(SET TASK)
In the listing below, find every line containing "Amino" and copy it out.

Entries from a visual dataset

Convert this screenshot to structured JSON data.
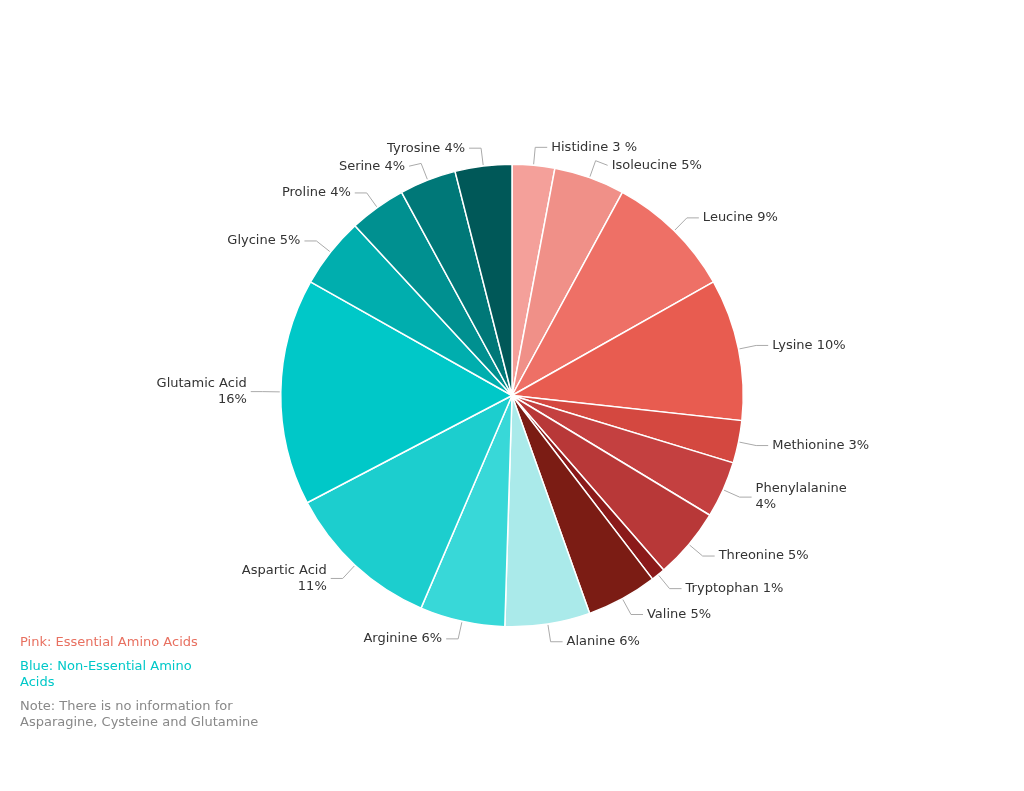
{
  "chart_data": {
    "type": "pie",
    "categories": [
      "Histidine 3 %",
      "Isoleucine 5%",
      "Leucine 9%",
      "Lysine 10%",
      "Methionine 3%",
      "Phenylalanine\n4%",
      "Threonine 5%",
      "Tryptophan 1%",
      "Valine 5%",
      "Alanine 6%",
      "Arginine 6%",
      "Aspartic Acid\n11%",
      "Glutamic Acid\n16%",
      "Glycine 5%",
      "Proline 4%",
      "Serine 4%",
      "Tyrosine 4%"
    ],
    "values": [
      3,
      5,
      9,
      10,
      3,
      4,
      5,
      1,
      5,
      6,
      6,
      11,
      16,
      5,
      4,
      4,
      4
    ],
    "colors": [
      "#F4A09A",
      "#F09088",
      "#EE7066",
      "#E85C50",
      "#D44840",
      "#C44040",
      "#B83838",
      "#8B1A1A",
      "#7B1C14",
      "#AAEAEA",
      "#38D8D8",
      "#1CCECE",
      "#00C8C8",
      "#00AEAE",
      "#009090",
      "#007878",
      "#005858"
    ],
    "annotations": [
      {
        "text": "Pink: Essential Amino Acids",
        "color": "#E87060"
      },
      {
        "text": "Blue: Non-Essential Amino\nAcids",
        "color": "#00C8C8"
      },
      {
        "text": "Note: There is no information for\nAsparagine, Cysteine and Glutamine",
        "color": "#888888"
      }
    ]
  }
}
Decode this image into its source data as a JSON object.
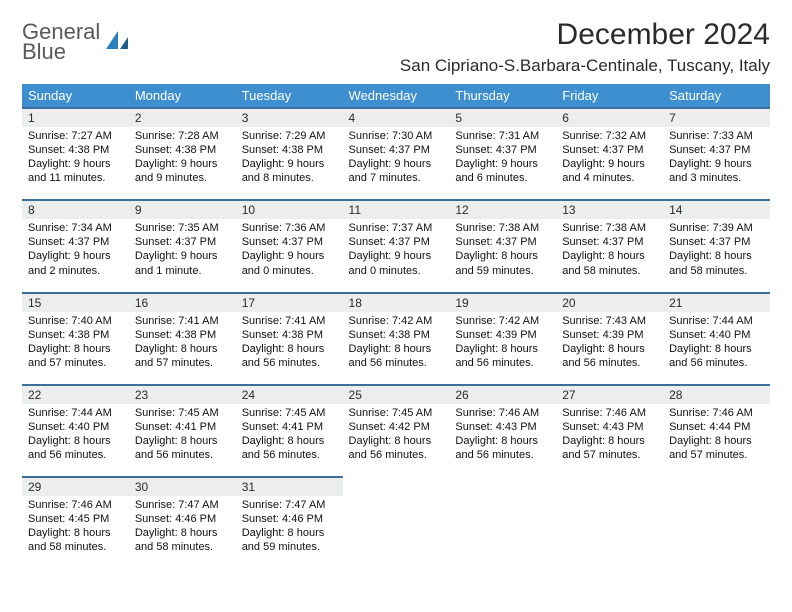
{
  "logo": {
    "word1": "General",
    "word2": "Blue"
  },
  "title": "December 2024",
  "location": "San Cipriano-S.Barbara-Centinale, Tuscany, Italy",
  "colors": {
    "header_bg": "#3d8fcf",
    "header_text": "#ffffff",
    "daynum_bg": "#eceded",
    "daynum_border": "#3d6f9e",
    "logo_gray": "#5a5a5a",
    "logo_blue": "#2a7fbf"
  },
  "day_headers": [
    "Sunday",
    "Monday",
    "Tuesday",
    "Wednesday",
    "Thursday",
    "Friday",
    "Saturday"
  ],
  "weeks": [
    [
      {
        "n": "1",
        "sunrise": "Sunrise: 7:27 AM",
        "sunset": "Sunset: 4:38 PM",
        "day": "Daylight: 9 hours and 11 minutes."
      },
      {
        "n": "2",
        "sunrise": "Sunrise: 7:28 AM",
        "sunset": "Sunset: 4:38 PM",
        "day": "Daylight: 9 hours and 9 minutes."
      },
      {
        "n": "3",
        "sunrise": "Sunrise: 7:29 AM",
        "sunset": "Sunset: 4:38 PM",
        "day": "Daylight: 9 hours and 8 minutes."
      },
      {
        "n": "4",
        "sunrise": "Sunrise: 7:30 AM",
        "sunset": "Sunset: 4:37 PM",
        "day": "Daylight: 9 hours and 7 minutes."
      },
      {
        "n": "5",
        "sunrise": "Sunrise: 7:31 AM",
        "sunset": "Sunset: 4:37 PM",
        "day": "Daylight: 9 hours and 6 minutes."
      },
      {
        "n": "6",
        "sunrise": "Sunrise: 7:32 AM",
        "sunset": "Sunset: 4:37 PM",
        "day": "Daylight: 9 hours and 4 minutes."
      },
      {
        "n": "7",
        "sunrise": "Sunrise: 7:33 AM",
        "sunset": "Sunset: 4:37 PM",
        "day": "Daylight: 9 hours and 3 minutes."
      }
    ],
    [
      {
        "n": "8",
        "sunrise": "Sunrise: 7:34 AM",
        "sunset": "Sunset: 4:37 PM",
        "day": "Daylight: 9 hours and 2 minutes."
      },
      {
        "n": "9",
        "sunrise": "Sunrise: 7:35 AM",
        "sunset": "Sunset: 4:37 PM",
        "day": "Daylight: 9 hours and 1 minute."
      },
      {
        "n": "10",
        "sunrise": "Sunrise: 7:36 AM",
        "sunset": "Sunset: 4:37 PM",
        "day": "Daylight: 9 hours and 0 minutes."
      },
      {
        "n": "11",
        "sunrise": "Sunrise: 7:37 AM",
        "sunset": "Sunset: 4:37 PM",
        "day": "Daylight: 9 hours and 0 minutes."
      },
      {
        "n": "12",
        "sunrise": "Sunrise: 7:38 AM",
        "sunset": "Sunset: 4:37 PM",
        "day": "Daylight: 8 hours and 59 minutes."
      },
      {
        "n": "13",
        "sunrise": "Sunrise: 7:38 AM",
        "sunset": "Sunset: 4:37 PM",
        "day": "Daylight: 8 hours and 58 minutes."
      },
      {
        "n": "14",
        "sunrise": "Sunrise: 7:39 AM",
        "sunset": "Sunset: 4:37 PM",
        "day": "Daylight: 8 hours and 58 minutes."
      }
    ],
    [
      {
        "n": "15",
        "sunrise": "Sunrise: 7:40 AM",
        "sunset": "Sunset: 4:38 PM",
        "day": "Daylight: 8 hours and 57 minutes."
      },
      {
        "n": "16",
        "sunrise": "Sunrise: 7:41 AM",
        "sunset": "Sunset: 4:38 PM",
        "day": "Daylight: 8 hours and 57 minutes."
      },
      {
        "n": "17",
        "sunrise": "Sunrise: 7:41 AM",
        "sunset": "Sunset: 4:38 PM",
        "day": "Daylight: 8 hours and 56 minutes."
      },
      {
        "n": "18",
        "sunrise": "Sunrise: 7:42 AM",
        "sunset": "Sunset: 4:38 PM",
        "day": "Daylight: 8 hours and 56 minutes."
      },
      {
        "n": "19",
        "sunrise": "Sunrise: 7:42 AM",
        "sunset": "Sunset: 4:39 PM",
        "day": "Daylight: 8 hours and 56 minutes."
      },
      {
        "n": "20",
        "sunrise": "Sunrise: 7:43 AM",
        "sunset": "Sunset: 4:39 PM",
        "day": "Daylight: 8 hours and 56 minutes."
      },
      {
        "n": "21",
        "sunrise": "Sunrise: 7:44 AM",
        "sunset": "Sunset: 4:40 PM",
        "day": "Daylight: 8 hours and 56 minutes."
      }
    ],
    [
      {
        "n": "22",
        "sunrise": "Sunrise: 7:44 AM",
        "sunset": "Sunset: 4:40 PM",
        "day": "Daylight: 8 hours and 56 minutes."
      },
      {
        "n": "23",
        "sunrise": "Sunrise: 7:45 AM",
        "sunset": "Sunset: 4:41 PM",
        "day": "Daylight: 8 hours and 56 minutes."
      },
      {
        "n": "24",
        "sunrise": "Sunrise: 7:45 AM",
        "sunset": "Sunset: 4:41 PM",
        "day": "Daylight: 8 hours and 56 minutes."
      },
      {
        "n": "25",
        "sunrise": "Sunrise: 7:45 AM",
        "sunset": "Sunset: 4:42 PM",
        "day": "Daylight: 8 hours and 56 minutes."
      },
      {
        "n": "26",
        "sunrise": "Sunrise: 7:46 AM",
        "sunset": "Sunset: 4:43 PM",
        "day": "Daylight: 8 hours and 56 minutes."
      },
      {
        "n": "27",
        "sunrise": "Sunrise: 7:46 AM",
        "sunset": "Sunset: 4:43 PM",
        "day": "Daylight: 8 hours and 57 minutes."
      },
      {
        "n": "28",
        "sunrise": "Sunrise: 7:46 AM",
        "sunset": "Sunset: 4:44 PM",
        "day": "Daylight: 8 hours and 57 minutes."
      }
    ],
    [
      {
        "n": "29",
        "sunrise": "Sunrise: 7:46 AM",
        "sunset": "Sunset: 4:45 PM",
        "day": "Daylight: 8 hours and 58 minutes."
      },
      {
        "n": "30",
        "sunrise": "Sunrise: 7:47 AM",
        "sunset": "Sunset: 4:46 PM",
        "day": "Daylight: 8 hours and 58 minutes."
      },
      {
        "n": "31",
        "sunrise": "Sunrise: 7:47 AM",
        "sunset": "Sunset: 4:46 PM",
        "day": "Daylight: 8 hours and 59 minutes."
      },
      null,
      null,
      null,
      null
    ]
  ]
}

(CORRECT RESPONSE)
        "text": "Pink: Essential Amino Acids",
        "text": "Blue: Non-Essential Amino\nAcids",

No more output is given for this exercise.